** Start Extracted material **

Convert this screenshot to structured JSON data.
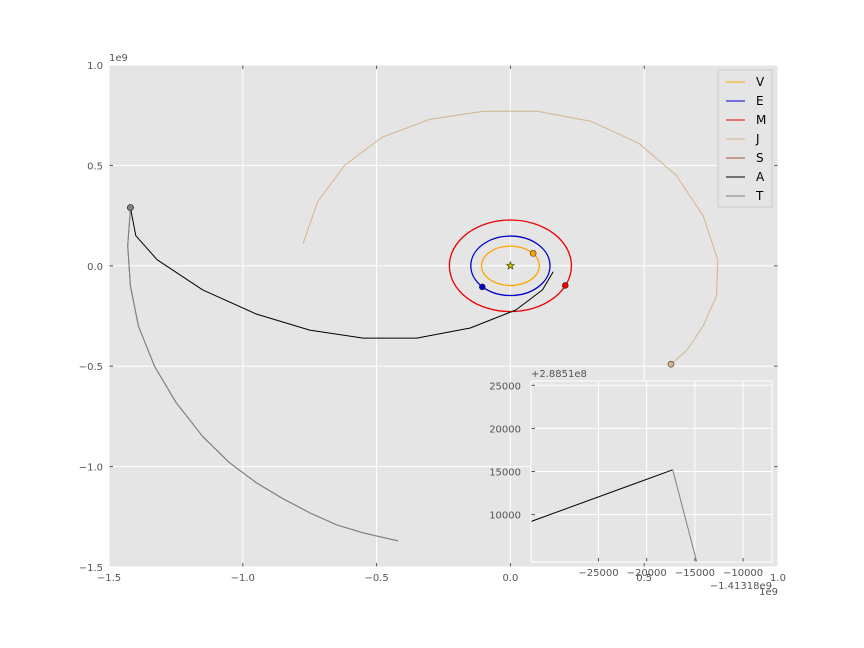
{
  "chart_data": [
    {
      "type": "line",
      "title": "",
      "xlabel": "",
      "ylabel": "",
      "xlim": [
        -1.5,
        1.0
      ],
      "ylim": [
        -1.5,
        1.0
      ],
      "x_ticks": [
        -1.5,
        -1.0,
        -0.5,
        0.0,
        0.5,
        1.0
      ],
      "x_tick_labels": [
        "−1.5",
        "−1.0",
        "−0.5",
        "0.0",
        "0.5",
        "1.0"
      ],
      "y_ticks": [
        -1.5,
        -1.0,
        -0.5,
        0.0,
        0.5,
        1.0
      ],
      "y_tick_labels": [
        "−1.5",
        "−1.0",
        "−0.5",
        "0.0",
        "0.5",
        "1.0"
      ],
      "x_offset_label": "1e9",
      "y_offset_label": "1e9",
      "grid": true,
      "legend_position": "top-right",
      "center_marker": {
        "x": 0.0,
        "y": 0.0,
        "symbol": "star"
      },
      "series": [
        {
          "name": "V",
          "color": "#ffa500",
          "kind": "ellipse",
          "center": [
            0.0,
            0.0
          ],
          "rx": 0.108,
          "ry": 0.098,
          "marker": [
            0.085,
            0.062
          ]
        },
        {
          "name": "E",
          "color": "#0000cc",
          "kind": "ellipse",
          "center": [
            0.0,
            0.0
          ],
          "rx": 0.148,
          "ry": 0.148,
          "marker": [
            -0.105,
            -0.105
          ]
        },
        {
          "name": "M",
          "color": "#ee0000",
          "kind": "ellipse",
          "center": [
            0.0,
            0.0
          ],
          "rx": 0.228,
          "ry": 0.228,
          "marker": [
            0.205,
            -0.098
          ]
        },
        {
          "name": "J",
          "color": "#d2b48c",
          "kind": "path",
          "x": [
            -0.775,
            -0.72,
            -0.62,
            -0.48,
            -0.3,
            -0.1,
            0.1,
            0.3,
            0.48,
            0.62,
            0.72,
            0.775,
            0.77,
            0.72,
            0.66,
            0.6
          ],
          "y": [
            0.11,
            0.32,
            0.5,
            0.64,
            0.73,
            0.77,
            0.77,
            0.72,
            0.61,
            0.45,
            0.25,
            0.03,
            -0.15,
            -0.3,
            -0.42,
            -0.49
          ],
          "marker": [
            0.6,
            -0.49
          ]
        },
        {
          "name": "S",
          "color": "#a0522d",
          "kind": "path",
          "x": [
            -1.42,
            -1.43,
            -1.42,
            -1.39,
            -1.33,
            -1.25,
            -1.15,
            -1.05,
            -0.95,
            -0.85,
            -0.75,
            -0.65,
            -0.55,
            -0.42
          ],
          "y": [
            0.28,
            0.1,
            -0.1,
            -0.3,
            -0.5,
            -0.68,
            -0.85,
            -0.98,
            -1.08,
            -1.16,
            -1.23,
            -1.29,
            -1.33,
            -1.37
          ],
          "marker": [
            -1.42,
            0.29
          ]
        },
        {
          "name": "A",
          "color": "#000000",
          "kind": "path",
          "x": [
            -1.42,
            -1.4,
            -1.32,
            -1.15,
            -0.95,
            -0.75,
            -0.55,
            -0.35,
            -0.15,
            0.02,
            0.12,
            0.16
          ],
          "y": [
            0.29,
            0.15,
            0.03,
            -0.12,
            -0.24,
            -0.32,
            -0.36,
            -0.36,
            -0.31,
            -0.22,
            -0.12,
            -0.03
          ],
          "marker": [
            -1.42,
            0.29
          ]
        },
        {
          "name": "T",
          "color": "#808080",
          "kind": "path",
          "x": [
            -1.42,
            -1.43,
            -1.42,
            -1.39,
            -1.33,
            -1.25,
            -1.15,
            -1.05,
            -0.95,
            -0.85,
            -0.75,
            -0.65,
            -0.55,
            -0.42
          ],
          "y": [
            0.28,
            0.1,
            -0.1,
            -0.3,
            -0.5,
            -0.68,
            -0.85,
            -0.98,
            -1.08,
            -1.16,
            -1.23,
            -1.29,
            -1.33,
            -1.37
          ],
          "marker": [
            -1.42,
            0.29
          ]
        }
      ]
    },
    {
      "type": "line",
      "title": "",
      "xlabel": "",
      "ylabel": "",
      "xlim": [
        -32000,
        -7000
      ],
      "ylim": [
        4500,
        25500
      ],
      "x_ticks": [
        -25000,
        -20000,
        -15000,
        -10000
      ],
      "x_tick_labels": [
        "−25000",
        "−20000",
        "−15000",
        "−10000"
      ],
      "y_ticks": [
        10000,
        15000,
        20000,
        25000
      ],
      "y_tick_labels": [
        "10000",
        "15000",
        "20000",
        "25000"
      ],
      "x_offset_label": "−1.41318e9",
      "y_offset_label": "+2.8851e8",
      "grid": true,
      "series": [
        {
          "name": "A",
          "color": "#000000",
          "x": [
            -32000,
            -17300
          ],
          "y": [
            9200,
            15200
          ]
        },
        {
          "name": "T",
          "color": "#808080",
          "x": [
            -17300,
            -14800
          ],
          "y": [
            15200,
            4500
          ]
        }
      ]
    }
  ]
}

** End Extracted material **

What to work on
Without the pictures, transcribe the listing above exactly.

In response
Convert this screenshot to structured JSON data.
{
  "chart_data": [
    {
      "type": "line",
      "title": "",
      "xlabel": "",
      "ylabel": "",
      "xlim": [
        -1.5,
        1.0
      ],
      "ylim": [
        -1.5,
        1.0
      ],
      "x_ticks": [
        -1.5,
        -1.0,
        -0.5,
        0.0,
        0.5,
        1.0
      ],
      "x_tick_labels": [
        "−1.5",
        "−1.0",
        "−0.5",
        "0.0",
        "0.5",
        "1.0"
      ],
      "y_ticks": [
        -1.5,
        -1.0,
        -0.5,
        0.0,
        0.5,
        1.0
      ],
      "y_tick_labels": [
        "−1.5",
        "−1.0",
        "−0.5",
        "0.0",
        "0.5",
        "1.0"
      ],
      "x_offset_label": "1e9",
      "y_offset_label": "1e9",
      "grid": true,
      "legend_position": "top-right",
      "center_marker": {
        "x": 0.0,
        "y": 0.0,
        "symbol": "star"
      },
      "series": [
        {
          "name": "V",
          "color": "#ffa500",
          "kind": "ellipse",
          "center": [
            0.0,
            0.0
          ],
          "rx": 0.108,
          "ry": 0.098,
          "marker": [
            0.085,
            0.062
          ]
        },
        {
          "name": "E",
          "color": "#0000cc",
          "kind": "ellipse",
          "center": [
            0.0,
            0.0
          ],
          "rx": 0.148,
          "ry": 0.148,
          "marker": [
            -0.105,
            -0.105
          ]
        },
        {
          "name": "M",
          "color": "#ee0000",
          "kind": "ellipse",
          "center": [
            0.0,
            0.0
          ],
          "rx": 0.228,
          "ry": 0.228,
          "marker": [
            0.205,
            -0.098
          ]
        },
        {
          "name": "J",
          "color": "#d2b48c",
          "kind": "path",
          "x": [
            -0.775,
            -0.72,
            -0.62,
            -0.48,
            -0.3,
            -0.1,
            0.1,
            0.3,
            0.48,
            0.62,
            0.72,
            0.775,
            0.77,
            0.72,
            0.66,
            0.6
          ],
          "y": [
            0.11,
            0.32,
            0.5,
            0.64,
            0.73,
            0.77,
            0.77,
            0.72,
            0.61,
            0.45,
            0.25,
            0.03,
            -0.15,
            -0.3,
            -0.42,
            -0.49
          ],
          "marker": [
            0.6,
            -0.49
          ]
        },
        {
          "name": "S",
          "color": "#a0522d",
          "kind": "path",
          "x": [
            -1.42,
            -1.43,
            -1.42,
            -1.39,
            -1.33,
            -1.25,
            -1.15,
            -1.05,
            -0.95,
            -0.85,
            -0.75,
            -0.65,
            -0.55,
            -0.42
          ],
          "y": [
            0.28,
            0.1,
            -0.1,
            -0.3,
            -0.5,
            -0.68,
            -0.85,
            -0.98,
            -1.08,
            -1.16,
            -1.23,
            -1.29,
            -1.33,
            -1.37
          ],
          "marker": [
            -1.42,
            0.29
          ]
        },
        {
          "name": "A",
          "color": "#000000",
          "kind": "path",
          "x": [
            -1.42,
            -1.4,
            -1.32,
            -1.15,
            -0.95,
            -0.75,
            -0.55,
            -0.35,
            -0.15,
            0.02,
            0.12,
            0.16
          ],
          "y": [
            0.29,
            0.15,
            0.03,
            -0.12,
            -0.24,
            -0.32,
            -0.36,
            -0.36,
            -0.31,
            -0.22,
            -0.12,
            -0.03
          ],
          "marker": [
            -1.42,
            0.29
          ]
        },
        {
          "name": "T",
          "color": "#808080",
          "kind": "path",
          "x": [
            -1.42,
            -1.43,
            -1.42,
            -1.39,
            -1.33,
            -1.25,
            -1.15,
            -1.05,
            -0.95,
            -0.85,
            -0.75,
            -0.65,
            -0.55,
            -0.42
          ],
          "y": [
            0.28,
            0.1,
            -0.1,
            -0.3,
            -0.5,
            -0.68,
            -0.85,
            -0.98,
            -1.08,
            -1.16,
            -1.23,
            -1.29,
            -1.33,
            -1.37
          ],
          "marker": [
            -1.42,
            0.29
          ]
        }
      ]
    },
    {
      "type": "line",
      "title": "",
      "xlabel": "",
      "ylabel": "",
      "xlim": [
        -32000,
        -7000
      ],
      "ylim": [
        4500,
        25500
      ],
      "x_ticks": [
        -25000,
        -20000,
        -15000,
        -10000
      ],
      "x_tick_labels": [
        "−25000",
        "−20000",
        "−15000",
        "−10000"
      ],
      "y_ticks": [
        10000,
        15000,
        20000,
        25000
      ],
      "y_tick_labels": [
        "10000",
        "15000",
        "20000",
        "25000"
      ],
      "x_offset_label": "−1.41318e9",
      "y_offset_label": "+2.8851e8",
      "grid": true,
      "series": [
        {
          "name": "A",
          "color": "#000000",
          "x": [
            -32000,
            -17300
          ],
          "y": [
            9200,
            15200
          ]
        },
        {
          "name": "T",
          "color": "#808080",
          "x": [
            -17300,
            -14800
          ],
          "y": [
            15200,
            4500
          ]
        }
      ]
    }
  ]
}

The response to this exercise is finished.